[Aim of the exercise]
Repeat these lines word for word, starting with the first line and stopping after the line that contains "parcel-value: 4.0 <box>122 615 144 630</box>".

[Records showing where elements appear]
------------

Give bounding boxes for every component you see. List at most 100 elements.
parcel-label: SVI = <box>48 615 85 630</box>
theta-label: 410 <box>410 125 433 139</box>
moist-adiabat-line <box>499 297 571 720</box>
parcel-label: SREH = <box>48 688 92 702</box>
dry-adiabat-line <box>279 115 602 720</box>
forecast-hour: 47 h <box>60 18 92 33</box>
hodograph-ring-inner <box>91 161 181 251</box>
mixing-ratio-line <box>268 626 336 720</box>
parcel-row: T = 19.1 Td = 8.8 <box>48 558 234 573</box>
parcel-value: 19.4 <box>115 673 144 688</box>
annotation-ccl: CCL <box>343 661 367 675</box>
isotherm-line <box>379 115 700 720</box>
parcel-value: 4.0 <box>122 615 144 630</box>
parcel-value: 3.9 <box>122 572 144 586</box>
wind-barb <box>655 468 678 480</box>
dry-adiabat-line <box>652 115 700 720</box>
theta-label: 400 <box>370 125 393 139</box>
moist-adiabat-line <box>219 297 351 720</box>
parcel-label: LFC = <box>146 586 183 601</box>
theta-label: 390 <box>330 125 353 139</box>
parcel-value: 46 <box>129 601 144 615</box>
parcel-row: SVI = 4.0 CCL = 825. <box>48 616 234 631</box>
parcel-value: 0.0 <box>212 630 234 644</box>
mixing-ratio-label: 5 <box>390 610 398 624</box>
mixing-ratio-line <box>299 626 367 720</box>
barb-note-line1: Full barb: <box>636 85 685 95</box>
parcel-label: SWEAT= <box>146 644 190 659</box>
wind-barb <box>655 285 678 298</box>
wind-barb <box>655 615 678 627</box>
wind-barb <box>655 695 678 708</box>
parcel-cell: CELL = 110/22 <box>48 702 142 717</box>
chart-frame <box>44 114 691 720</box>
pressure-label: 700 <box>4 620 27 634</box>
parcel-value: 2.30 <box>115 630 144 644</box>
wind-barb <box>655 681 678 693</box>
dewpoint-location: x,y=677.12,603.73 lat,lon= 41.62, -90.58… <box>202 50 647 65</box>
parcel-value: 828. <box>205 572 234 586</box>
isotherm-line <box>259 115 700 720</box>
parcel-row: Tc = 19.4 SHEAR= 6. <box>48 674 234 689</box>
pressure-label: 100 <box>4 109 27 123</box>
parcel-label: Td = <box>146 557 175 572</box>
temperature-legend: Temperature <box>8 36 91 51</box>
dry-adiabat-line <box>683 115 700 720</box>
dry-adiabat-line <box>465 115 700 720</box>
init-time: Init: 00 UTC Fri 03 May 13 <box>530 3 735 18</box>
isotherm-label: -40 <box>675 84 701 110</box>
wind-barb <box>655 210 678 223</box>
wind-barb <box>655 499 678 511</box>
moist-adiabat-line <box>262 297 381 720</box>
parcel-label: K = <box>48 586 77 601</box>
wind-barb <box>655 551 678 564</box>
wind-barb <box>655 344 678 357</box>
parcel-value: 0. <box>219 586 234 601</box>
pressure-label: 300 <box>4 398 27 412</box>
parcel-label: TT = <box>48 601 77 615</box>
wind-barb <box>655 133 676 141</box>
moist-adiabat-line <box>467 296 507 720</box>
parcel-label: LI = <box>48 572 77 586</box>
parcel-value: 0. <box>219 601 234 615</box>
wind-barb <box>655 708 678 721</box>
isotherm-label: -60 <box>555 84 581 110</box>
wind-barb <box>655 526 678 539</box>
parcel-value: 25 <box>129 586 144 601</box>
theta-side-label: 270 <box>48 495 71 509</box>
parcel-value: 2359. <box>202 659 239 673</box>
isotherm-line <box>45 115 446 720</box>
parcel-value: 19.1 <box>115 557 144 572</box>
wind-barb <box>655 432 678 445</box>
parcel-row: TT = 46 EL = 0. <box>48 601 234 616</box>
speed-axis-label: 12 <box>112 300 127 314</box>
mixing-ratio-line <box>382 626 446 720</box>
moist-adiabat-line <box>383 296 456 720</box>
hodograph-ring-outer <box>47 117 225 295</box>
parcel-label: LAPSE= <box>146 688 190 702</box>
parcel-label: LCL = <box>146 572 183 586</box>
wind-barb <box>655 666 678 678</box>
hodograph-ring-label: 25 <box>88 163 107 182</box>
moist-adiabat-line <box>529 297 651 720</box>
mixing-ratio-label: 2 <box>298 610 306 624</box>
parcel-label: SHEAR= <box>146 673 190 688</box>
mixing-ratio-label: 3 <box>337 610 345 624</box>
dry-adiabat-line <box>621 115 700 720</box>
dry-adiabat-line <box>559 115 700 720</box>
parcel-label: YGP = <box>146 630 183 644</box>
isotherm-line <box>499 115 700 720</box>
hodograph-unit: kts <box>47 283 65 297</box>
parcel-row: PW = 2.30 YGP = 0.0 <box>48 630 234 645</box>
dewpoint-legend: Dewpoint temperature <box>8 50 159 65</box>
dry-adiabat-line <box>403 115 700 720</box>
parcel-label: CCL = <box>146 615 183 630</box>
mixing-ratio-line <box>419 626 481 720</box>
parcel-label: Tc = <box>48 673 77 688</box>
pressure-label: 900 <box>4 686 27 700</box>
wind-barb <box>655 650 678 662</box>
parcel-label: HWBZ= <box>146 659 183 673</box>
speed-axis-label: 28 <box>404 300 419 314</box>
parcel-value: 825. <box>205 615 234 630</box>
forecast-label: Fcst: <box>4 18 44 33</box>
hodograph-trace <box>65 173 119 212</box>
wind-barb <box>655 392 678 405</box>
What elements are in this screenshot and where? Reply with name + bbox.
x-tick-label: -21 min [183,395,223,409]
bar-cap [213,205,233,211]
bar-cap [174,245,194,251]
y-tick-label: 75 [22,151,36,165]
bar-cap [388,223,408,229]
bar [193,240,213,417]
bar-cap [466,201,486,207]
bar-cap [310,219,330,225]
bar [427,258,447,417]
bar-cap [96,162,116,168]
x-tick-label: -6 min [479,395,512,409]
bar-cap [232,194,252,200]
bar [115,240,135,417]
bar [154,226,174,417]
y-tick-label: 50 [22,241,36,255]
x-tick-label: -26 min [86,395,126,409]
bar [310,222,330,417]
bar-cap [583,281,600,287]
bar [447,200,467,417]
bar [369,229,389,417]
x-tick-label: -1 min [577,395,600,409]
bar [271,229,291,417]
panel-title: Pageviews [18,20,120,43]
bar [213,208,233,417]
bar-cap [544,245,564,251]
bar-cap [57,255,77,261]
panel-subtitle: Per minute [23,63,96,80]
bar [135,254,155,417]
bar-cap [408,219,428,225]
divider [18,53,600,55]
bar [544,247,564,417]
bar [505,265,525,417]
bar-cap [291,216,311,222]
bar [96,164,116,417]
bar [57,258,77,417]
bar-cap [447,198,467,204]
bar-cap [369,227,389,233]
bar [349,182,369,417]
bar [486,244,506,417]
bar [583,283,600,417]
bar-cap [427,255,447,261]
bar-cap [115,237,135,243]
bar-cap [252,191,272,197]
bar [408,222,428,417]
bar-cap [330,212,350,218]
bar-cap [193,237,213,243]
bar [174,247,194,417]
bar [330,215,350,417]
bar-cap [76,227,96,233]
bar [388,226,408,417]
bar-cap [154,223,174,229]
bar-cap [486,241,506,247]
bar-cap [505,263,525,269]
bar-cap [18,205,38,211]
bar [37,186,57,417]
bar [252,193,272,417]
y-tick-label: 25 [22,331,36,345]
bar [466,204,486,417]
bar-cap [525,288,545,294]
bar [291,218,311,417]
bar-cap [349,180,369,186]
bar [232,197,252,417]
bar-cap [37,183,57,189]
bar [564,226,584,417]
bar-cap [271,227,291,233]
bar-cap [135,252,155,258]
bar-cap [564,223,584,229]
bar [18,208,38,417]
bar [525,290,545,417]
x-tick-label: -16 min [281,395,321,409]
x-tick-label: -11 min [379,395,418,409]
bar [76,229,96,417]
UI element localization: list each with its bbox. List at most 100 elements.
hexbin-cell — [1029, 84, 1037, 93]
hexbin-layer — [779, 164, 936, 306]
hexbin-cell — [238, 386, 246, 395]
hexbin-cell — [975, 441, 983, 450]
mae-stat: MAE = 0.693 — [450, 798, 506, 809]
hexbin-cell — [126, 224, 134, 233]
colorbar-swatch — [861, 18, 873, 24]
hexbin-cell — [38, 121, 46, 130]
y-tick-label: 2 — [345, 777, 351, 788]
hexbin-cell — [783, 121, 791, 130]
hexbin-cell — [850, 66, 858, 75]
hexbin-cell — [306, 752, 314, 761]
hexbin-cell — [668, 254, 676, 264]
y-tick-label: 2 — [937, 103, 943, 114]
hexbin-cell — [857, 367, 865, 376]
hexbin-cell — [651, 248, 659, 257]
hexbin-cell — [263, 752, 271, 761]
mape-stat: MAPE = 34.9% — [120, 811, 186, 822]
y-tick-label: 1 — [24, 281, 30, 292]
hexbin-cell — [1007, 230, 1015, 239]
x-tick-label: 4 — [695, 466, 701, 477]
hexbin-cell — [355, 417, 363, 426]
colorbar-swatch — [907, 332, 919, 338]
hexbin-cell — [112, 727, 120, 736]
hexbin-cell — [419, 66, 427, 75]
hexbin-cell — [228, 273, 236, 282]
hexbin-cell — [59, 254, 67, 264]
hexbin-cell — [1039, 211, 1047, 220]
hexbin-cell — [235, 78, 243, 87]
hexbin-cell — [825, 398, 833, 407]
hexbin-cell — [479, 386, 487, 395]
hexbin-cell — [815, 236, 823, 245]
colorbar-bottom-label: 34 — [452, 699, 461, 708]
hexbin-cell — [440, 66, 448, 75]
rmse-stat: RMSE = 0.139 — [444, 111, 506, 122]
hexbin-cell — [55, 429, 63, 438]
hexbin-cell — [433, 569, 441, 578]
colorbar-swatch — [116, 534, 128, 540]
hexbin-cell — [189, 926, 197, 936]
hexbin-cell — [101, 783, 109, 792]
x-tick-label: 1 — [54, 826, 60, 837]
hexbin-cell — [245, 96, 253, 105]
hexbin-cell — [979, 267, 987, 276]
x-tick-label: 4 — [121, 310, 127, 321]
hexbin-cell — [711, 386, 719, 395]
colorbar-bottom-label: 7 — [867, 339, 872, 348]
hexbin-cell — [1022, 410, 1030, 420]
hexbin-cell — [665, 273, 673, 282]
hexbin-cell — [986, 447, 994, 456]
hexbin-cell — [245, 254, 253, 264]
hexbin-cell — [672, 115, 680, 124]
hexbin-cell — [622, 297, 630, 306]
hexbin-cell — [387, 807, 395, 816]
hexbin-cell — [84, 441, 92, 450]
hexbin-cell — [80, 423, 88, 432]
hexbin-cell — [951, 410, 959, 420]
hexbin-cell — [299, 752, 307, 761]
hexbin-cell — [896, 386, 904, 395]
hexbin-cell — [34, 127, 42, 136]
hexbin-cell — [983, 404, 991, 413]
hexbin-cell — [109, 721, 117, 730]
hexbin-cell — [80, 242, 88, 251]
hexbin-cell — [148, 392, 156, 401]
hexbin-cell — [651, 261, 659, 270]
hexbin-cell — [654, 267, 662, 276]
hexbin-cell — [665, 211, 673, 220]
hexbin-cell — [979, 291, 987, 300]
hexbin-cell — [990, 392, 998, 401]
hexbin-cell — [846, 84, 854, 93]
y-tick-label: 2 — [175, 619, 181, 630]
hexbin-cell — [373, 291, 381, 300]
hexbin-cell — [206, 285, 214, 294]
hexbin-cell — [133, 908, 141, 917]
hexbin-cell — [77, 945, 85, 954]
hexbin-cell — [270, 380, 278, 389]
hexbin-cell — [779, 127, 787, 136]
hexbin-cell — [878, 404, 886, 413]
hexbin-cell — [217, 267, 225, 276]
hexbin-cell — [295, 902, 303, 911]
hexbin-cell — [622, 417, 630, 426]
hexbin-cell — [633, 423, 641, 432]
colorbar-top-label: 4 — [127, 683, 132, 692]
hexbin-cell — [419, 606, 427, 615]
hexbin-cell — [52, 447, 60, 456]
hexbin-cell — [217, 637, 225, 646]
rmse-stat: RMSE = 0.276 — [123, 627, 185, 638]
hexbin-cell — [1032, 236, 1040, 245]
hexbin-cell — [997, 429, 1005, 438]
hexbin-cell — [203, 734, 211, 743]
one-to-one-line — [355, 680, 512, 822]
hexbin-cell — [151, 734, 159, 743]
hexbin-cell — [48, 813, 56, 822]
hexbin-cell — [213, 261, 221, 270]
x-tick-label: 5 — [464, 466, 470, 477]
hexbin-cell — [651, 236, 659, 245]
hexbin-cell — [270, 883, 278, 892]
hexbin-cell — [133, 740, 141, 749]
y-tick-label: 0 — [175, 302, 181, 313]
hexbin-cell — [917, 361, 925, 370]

------------

[Solution to this problem]
Give bounding boxes for every component you see. List at most 100 elements.
parcel-label: SVI = <box>48 615 85 630</box>
theta-label: 410 <box>410 125 433 139</box>
moist-adiabat-line <box>499 297 571 720</box>
parcel-label: SREH = <box>48 688 92 702</box>
dry-adiabat-line <box>279 115 602 720</box>
forecast-hour: 47 h <box>60 18 92 33</box>
hodograph-ring-inner <box>91 161 181 251</box>
mixing-ratio-line <box>268 626 336 720</box>
parcel-row: T = 19.1 Td = 8.8 <box>48 558 234 573</box>
parcel-value: 19.4 <box>115 673 144 688</box>
annotation-ccl: CCL <box>343 661 367 675</box>
isotherm-line <box>379 115 700 720</box>
parcel-value: 4.0 <box>122 615 144 630</box>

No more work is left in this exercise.